> WHAT TO DO:
In your copy, repeat the records exactly and leave out the pictures.

> ENTRIES:
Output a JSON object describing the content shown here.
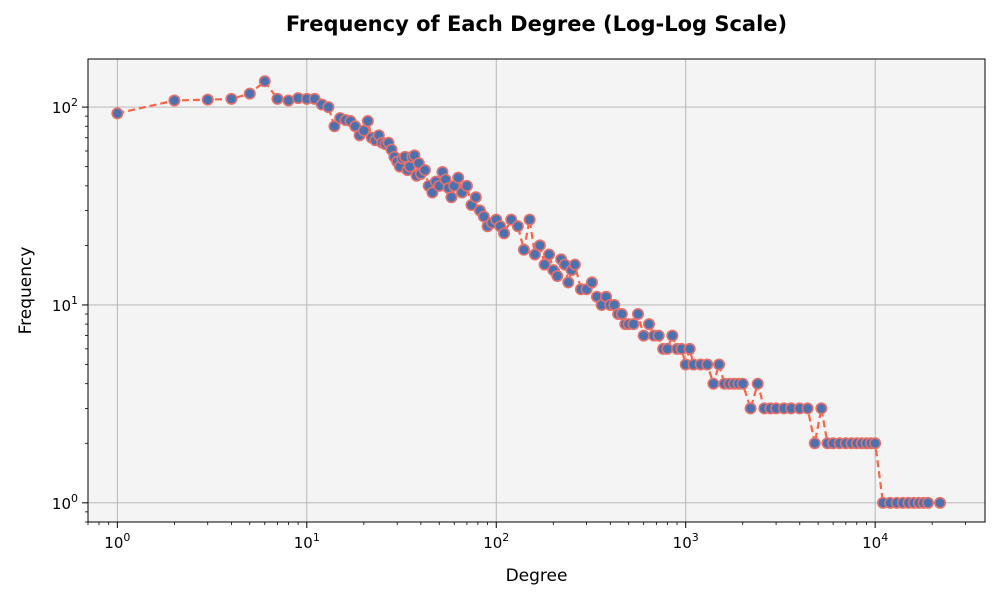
{
  "chart_data": {
    "type": "line",
    "title": "Frequency of Each Degree (Log-Log Scale)",
    "xlabel": "Degree",
    "ylabel": "Frequency",
    "xscale": "log",
    "yscale": "log",
    "xlim": [
      0.7,
      38000
    ],
    "ylim": [
      0.8,
      175
    ],
    "grid": true,
    "x_ticks": [
      {
        "value": 1,
        "base": "10",
        "exp": "0"
      },
      {
        "value": 10,
        "base": "10",
        "exp": "1"
      },
      {
        "value": 100,
        "base": "10",
        "exp": "2"
      },
      {
        "value": 1000,
        "base": "10",
        "exp": "3"
      },
      {
        "value": 10000,
        "base": "10",
        "exp": "4"
      }
    ],
    "y_ticks": [
      {
        "value": 1,
        "base": "10",
        "exp": "0"
      },
      {
        "value": 10,
        "base": "10",
        "exp": "1"
      },
      {
        "value": 100,
        "base": "10",
        "exp": "2"
      }
    ],
    "colors": {
      "plot_background": "#f4f4f4",
      "line": "#ff6347",
      "marker_face": "#4a72b0",
      "marker_edge": "#e8706a"
    },
    "series": [
      {
        "x": [
          1,
          2,
          3,
          4,
          5,
          6,
          7,
          8,
          9,
          10,
          11,
          12,
          13,
          14,
          15,
          16,
          17,
          18,
          19,
          20,
          21,
          22,
          23,
          24,
          25,
          26,
          27,
          28,
          29,
          30,
          31,
          32,
          33,
          34,
          35,
          36,
          37,
          38,
          39,
          40,
          42,
          44,
          46,
          48,
          50,
          52,
          54,
          56,
          58,
          60,
          63,
          66,
          70,
          74,
          78,
          82,
          86,
          90,
          95,
          100,
          105,
          110,
          120,
          130,
          140,
          150,
          160,
          170,
          180,
          190,
          200,
          210,
          220,
          230,
          240,
          250,
          260,
          280,
          300,
          320,
          340,
          360,
          380,
          400,
          420,
          440,
          460,
          480,
          500,
          530,
          560,
          600,
          640,
          680,
          720,
          760,
          800,
          850,
          900,
          950,
          1000,
          1050,
          1100,
          1200,
          1300,
          1400,
          1500,
          1600,
          1700,
          1800,
          1900,
          2000,
          2200,
          2400,
          2600,
          2800,
          3000,
          3300,
          3600,
          4000,
          4400,
          4800,
          5200,
          5600,
          6000,
          6500,
          7000,
          7500,
          8000,
          8500,
          9000,
          9500,
          10000,
          11000,
          12000,
          13000,
          14000,
          15000,
          16000,
          17000,
          18000,
          19000,
          22000
        ],
        "y": [
          93,
          108,
          109,
          110,
          117,
          135,
          110,
          108,
          111,
          110,
          110,
          103,
          100,
          80,
          88,
          86,
          85,
          80,
          72,
          76,
          85,
          70,
          68,
          72,
          66,
          65,
          66,
          61,
          56,
          53,
          50,
          55,
          56,
          48,
          50,
          56,
          57,
          45,
          52,
          46,
          48,
          40,
          37,
          42,
          40,
          47,
          43,
          39,
          35,
          40,
          44,
          37,
          40,
          32,
          35,
          30,
          28,
          25,
          26,
          27,
          25,
          23,
          27,
          25,
          19,
          27,
          18,
          20,
          16,
          18,
          15,
          14,
          17,
          16,
          13,
          15,
          16,
          12,
          12,
          13,
          11,
          10,
          11,
          10,
          10,
          9,
          9,
          8,
          8,
          8,
          9,
          7,
          8,
          7,
          7,
          6,
          6,
          7,
          6,
          6,
          5,
          6,
          5,
          5,
          5,
          4,
          5,
          4,
          4,
          4,
          4,
          4,
          3,
          4,
          3,
          3,
          3,
          3,
          3,
          3,
          3,
          2,
          3,
          2,
          2,
          2,
          2,
          2,
          2,
          2,
          2,
          2,
          2,
          1,
          1,
          1,
          1,
          1,
          1,
          1,
          1,
          1,
          1
        ]
      }
    ]
  }
}
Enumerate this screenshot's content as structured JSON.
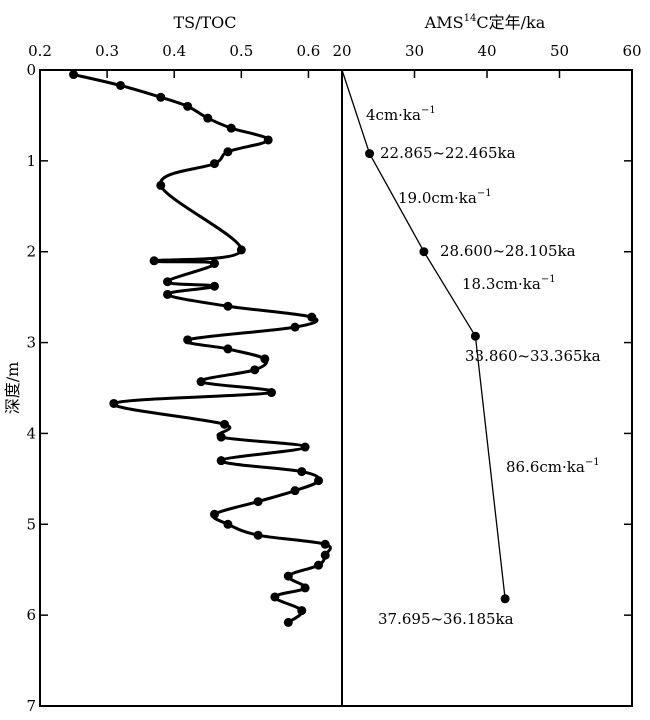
{
  "chart_data": [
    {
      "type": "line",
      "xlabel": "TS/TOC",
      "ylabel": "深度/m",
      "xlim": [
        0.2,
        0.65
      ],
      "ylim": [
        0,
        7
      ],
      "y_inverted": true,
      "x_ticks": [
        "0.2",
        "0.3",
        "0.4",
        "0.5",
        "0.6"
      ],
      "y_ticks": [
        "0",
        "1",
        "2",
        "3",
        "4",
        "5",
        "6",
        "7"
      ],
      "series": [
        {
          "points": [
            [
              0.25,
              0.05
            ],
            [
              0.32,
              0.17
            ],
            [
              0.38,
              0.3
            ],
            [
              0.42,
              0.4
            ],
            [
              0.45,
              0.53
            ],
            [
              0.485,
              0.64
            ],
            [
              0.54,
              0.77
            ],
            [
              0.48,
              0.9
            ],
            [
              0.46,
              1.03
            ],
            [
              0.38,
              1.27
            ],
            [
              0.5,
              1.98
            ],
            [
              0.37,
              2.1
            ],
            [
              0.46,
              2.13
            ],
            [
              0.39,
              2.33
            ],
            [
              0.46,
              2.38
            ],
            [
              0.39,
              2.47
            ],
            [
              0.48,
              2.6
            ],
            [
              0.605,
              2.72
            ],
            [
              0.58,
              2.83
            ],
            [
              0.42,
              2.97
            ],
            [
              0.48,
              3.07
            ],
            [
              0.535,
              3.18
            ],
            [
              0.52,
              3.3
            ],
            [
              0.44,
              3.43
            ],
            [
              0.545,
              3.55
            ],
            [
              0.31,
              3.67
            ],
            [
              0.475,
              3.9
            ],
            [
              0.47,
              4.04
            ],
            [
              0.595,
              4.15
            ],
            [
              0.47,
              4.3
            ],
            [
              0.59,
              4.42
            ],
            [
              0.615,
              4.52
            ],
            [
              0.58,
              4.63
            ],
            [
              0.525,
              4.75
            ],
            [
              0.46,
              4.89
            ],
            [
              0.48,
              5.0
            ],
            [
              0.525,
              5.12
            ],
            [
              0.625,
              5.22
            ],
            [
              0.625,
              5.34
            ],
            [
              0.615,
              5.45
            ],
            [
              0.57,
              5.57
            ],
            [
              0.595,
              5.7
            ],
            [
              0.55,
              5.8
            ],
            [
              0.59,
              5.95
            ],
            [
              0.57,
              6.08
            ]
          ]
        }
      ]
    },
    {
      "type": "line",
      "xlabel": "AMS¹⁴C定年/ka",
      "xlabel_main": "AMS",
      "xlabel_sup": "14",
      "xlabel_tail": "C定年/ka",
      "xlim": [
        20,
        60
      ],
      "ylim": [
        0,
        7
      ],
      "y_inverted": true,
      "x_ticks": [
        "20",
        "30",
        "40",
        "50",
        "60"
      ],
      "series": [
        {
          "points": [
            [
              20,
              0
            ],
            [
              23.8,
              0.92
            ],
            [
              31.3,
              2.0
            ],
            [
              38.4,
              2.93
            ],
            [
              42.5,
              5.82
            ]
          ]
        }
      ],
      "annotations": [
        {
          "base": "4cm·ka",
          "sup": "−1"
        },
        {
          "base": "22.865~22.465ka",
          "sup": ""
        },
        {
          "base": "19.0cm·ka",
          "sup": "−1"
        },
        {
          "base": "28.600~28.105ka",
          "sup": ""
        },
        {
          "base": "18.3cm·ka",
          "sup": "−1"
        },
        {
          "base": "33.860~33.365ka",
          "sup": ""
        },
        {
          "base": "86.6cm·ka",
          "sup": "−1"
        },
        {
          "base": "37.695~36.185ka",
          "sup": ""
        }
      ]
    }
  ]
}
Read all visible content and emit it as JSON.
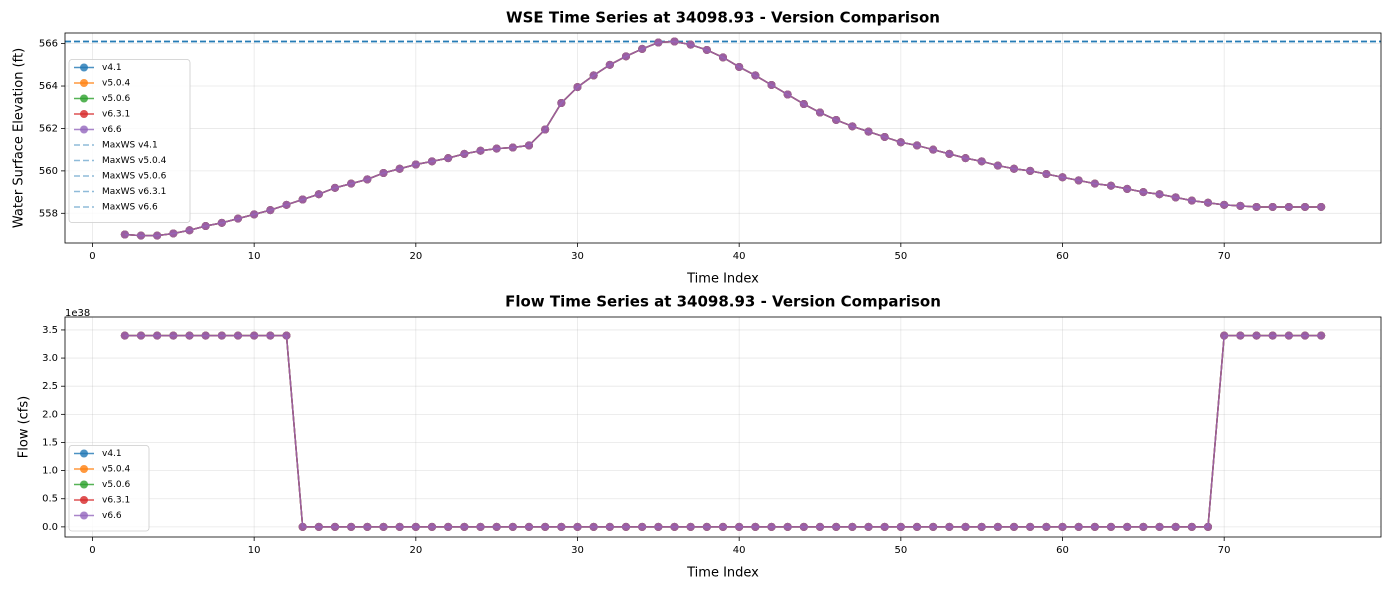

> CORRECT ANSWER:
Output a JSON object describing the content shown here.
{
  "chart_data": {
    "type": "line",
    "title": "Frequency of Each Degree (Log-Log Scale)",
    "xlabel": "Degree",
    "ylabel": "Frequency",
    "xscale": "log",
    "yscale": "log",
    "xlim": [
      0.7,
      38000
    ],
    "ylim": [
      0.8,
      175
    ],
    "grid": true,
    "x_ticks": [
      {
        "value": 1,
        "base": "10",
        "exp": "0"
      },
      {
        "value": 10,
        "base": "10",
        "exp": "1"
      },
      {
        "value": 100,
        "base": "10",
        "exp": "2"
      },
      {
        "value": 1000,
        "base": "10",
        "exp": "3"
      },
      {
        "value": 10000,
        "base": "10",
        "exp": "4"
      }
    ],
    "y_ticks": [
      {
        "value": 1,
        "base": "10",
        "exp": "0"
      },
      {
        "value": 10,
        "base": "10",
        "exp": "1"
      },
      {
        "value": 100,
        "base": "10",
        "exp": "2"
      }
    ],
    "colors": {
      "plot_background": "#f4f4f4",
      "line": "#ff6347",
      "marker_face": "#4a72b0",
      "marker_edge": "#e8706a"
    },
    "series": [
      {
        "x": [
          1,
          2,
          3,
          4,
          5,
          6,
          7,
          8,
          9,
          10,
          11,
          12,
          13,
          14,
          15,
          16,
          17,
          18,
          19,
          20,
          21,
          22,
          23,
          24,
          25,
          26,
          27,
          28,
          29,
          30,
          31,
          32,
          33,
          34,
          35,
          36,
          37,
          38,
          39,
          40,
          42,
          44,
          46,
          48,
          50,
          52,
          54,
          56,
          58,
          60,
          63,
          66,
          70,
          74,
          78,
          82,
          86,
          90,
          95,
          100,
          105,
          110,
          120,
          130,
          140,
          150,
          160,
          170,
          180,
          190,
          200,
          210,
          220,
          230,
          240,
          250,
          260,
          280,
          300,
          320,
          340,
          360,
          380,
          400,
          420,
          440,
          460,
          480,
          500,
          530,
          560,
          600,
          640,
          680,
          720,
          760,
          800,
          850,
          900,
          950,
          1000,
          1050,
          1100,
          1200,
          1300,
          1400,
          1500,
          1600,
          1700,
          1800,
          1900,
          2000,
          2200,
          2400,
          2600,
          2800,
          3000,
          3300,
          3600,
          4000,
          4400,
          4800,
          5200,
          5600,
          6000,
          6500,
          7000,
          7500,
          8000,
          8500,
          9000,
          9500,
          10000,
          11000,
          12000,
          13000,
          14000,
          15000,
          16000,
          17000,
          18000,
          19000,
          22000
        ],
        "y": [
          93,
          108,
          109,
          110,
          117,
          135,
          110,
          108,
          111,
          110,
          110,
          103,
          100,
          80,
          88,
          86,
          85,
          80,
          72,
          76,
          85,
          70,
          68,
          72,
          66,
          65,
          66,
          61,
          56,
          53,
          50,
          55,
          56,
          48,
          50,
          56,
          57,
          45,
          52,
          46,
          48,
          40,
          37,
          42,
          40,
          47,
          43,
          39,
          35,
          40,
          44,
          37,
          40,
          32,
          35,
          30,
          28,
          25,
          26,
          27,
          25,
          23,
          27,
          25,
          19,
          27,
          18,
          20,
          16,
          18,
          15,
          14,
          17,
          16,
          13,
          15,
          16,
          12,
          12,
          13,
          11,
          10,
          11,
          10,
          10,
          9,
          9,
          8,
          8,
          8,
          9,
          7,
          8,
          7,
          7,
          6,
          6,
          7,
          6,
          6,
          5,
          6,
          5,
          5,
          5,
          4,
          5,
          4,
          4,
          4,
          4,
          4,
          3,
          4,
          3,
          3,
          3,
          3,
          3,
          3,
          3,
          2,
          3,
          2,
          2,
          2,
          2,
          2,
          2,
          2,
          2,
          2,
          2,
          1,
          1,
          1,
          1,
          1,
          1,
          1,
          1,
          1,
          1
        ]
      }
    ]
  }
}
Enumerate this screenshot's content as structured JSON.
{
  "chart_data": [
    {
      "type": "line",
      "xlabel": "TS/TOC",
      "ylabel": "深度/m",
      "xlim": [
        0.2,
        0.65
      ],
      "ylim": [
        0,
        7
      ],
      "y_inverted": true,
      "x_ticks": [
        "0.2",
        "0.3",
        "0.4",
        "0.5",
        "0.6"
      ],
      "y_ticks": [
        "0",
        "1",
        "2",
        "3",
        "4",
        "5",
        "6",
        "7"
      ],
      "series": [
        {
          "points": [
            [
              0.25,
              0.05
            ],
            [
              0.32,
              0.17
            ],
            [
              0.38,
              0.3
            ],
            [
              0.42,
              0.4
            ],
            [
              0.45,
              0.53
            ],
            [
              0.485,
              0.64
            ],
            [
              0.54,
              0.77
            ],
            [
              0.48,
              0.9
            ],
            [
              0.46,
              1.03
            ],
            [
              0.38,
              1.27
            ],
            [
              0.5,
              1.98
            ],
            [
              0.37,
              2.1
            ],
            [
              0.46,
              2.13
            ],
            [
              0.39,
              2.33
            ],
            [
              0.46,
              2.38
            ],
            [
              0.39,
              2.47
            ],
            [
              0.48,
              2.6
            ],
            [
              0.605,
              2.72
            ],
            [
              0.58,
              2.83
            ],
            [
              0.42,
              2.97
            ],
            [
              0.48,
              3.07
            ],
            [
              0.535,
              3.18
            ],
            [
              0.52,
              3.3
            ],
            [
              0.44,
              3.43
            ],
            [
              0.545,
              3.55
            ],
            [
              0.31,
              3.67
            ],
            [
              0.475,
              3.9
            ],
            [
              0.47,
              4.04
            ],
            [
              0.595,
              4.15
            ],
            [
              0.47,
              4.3
            ],
            [
              0.59,
              4.42
            ],
            [
              0.615,
              4.52
            ],
            [
              0.58,
              4.63
            ],
            [
              0.525,
              4.75
            ],
            [
              0.46,
              4.89
            ],
            [
              0.48,
              5.0
            ],
            [
              0.525,
              5.12
            ],
            [
              0.625,
              5.22
            ],
            [
              0.625,
              5.34
            ],
            [
              0.615,
              5.45
            ],
            [
              0.57,
              5.57
            ],
            [
              0.595,
              5.7
            ],
            [
              0.55,
              5.8
            ],
            [
              0.59,
              5.95
            ],
            [
              0.57,
              6.08
            ]
          ]
        }
      ]
    },
    {
      "type": "line",
      "xlabel": "AMS¹⁴C定年/ka",
      "xlabel_main": "AMS",
      "xlabel_sup": "14",
      "xlabel_tail": "C定年/ka",
      "xlim": [
        20,
        60
      ],
      "ylim": [
        0,
        7
      ],
      "y_inverted": true,
      "x_ticks": [
        "20",
        "30",
        "40",
        "50",
        "60"
      ],
      "series": [
        {
          "points": [
            [
              20,
              0
            ],
            [
              23.8,
              0.92
            ],
            [
              31.3,
              2.0
            ],
            [
              38.4,
              2.93
            ],
            [
              42.5,
              5.82
            ]
          ]
        }
      ],
      "annotations": [
        {
          "base": "4cm·ka",
          "sup": "−1"
        },
        {
          "base": "22.865~22.465ka",
          "sup": ""
        },
        {
          "base": "19.0cm·ka",
          "sup": "−1"
        },
        {
          "base": "28.600~28.105ka",
          "sup": ""
        },
        {
          "base": "18.3cm·ka",
          "sup": "−1"
        },
        {
          "base": "33.860~33.365ka",
          "sup": ""
        },
        {
          "base": "86.6cm·ka",
          "sup": "−1"
        },
        {
          "base": "37.695~36.185ka",
          "sup": ""
        }
      ]
    }
  ]
}
Read all visible content and emit it as JSON.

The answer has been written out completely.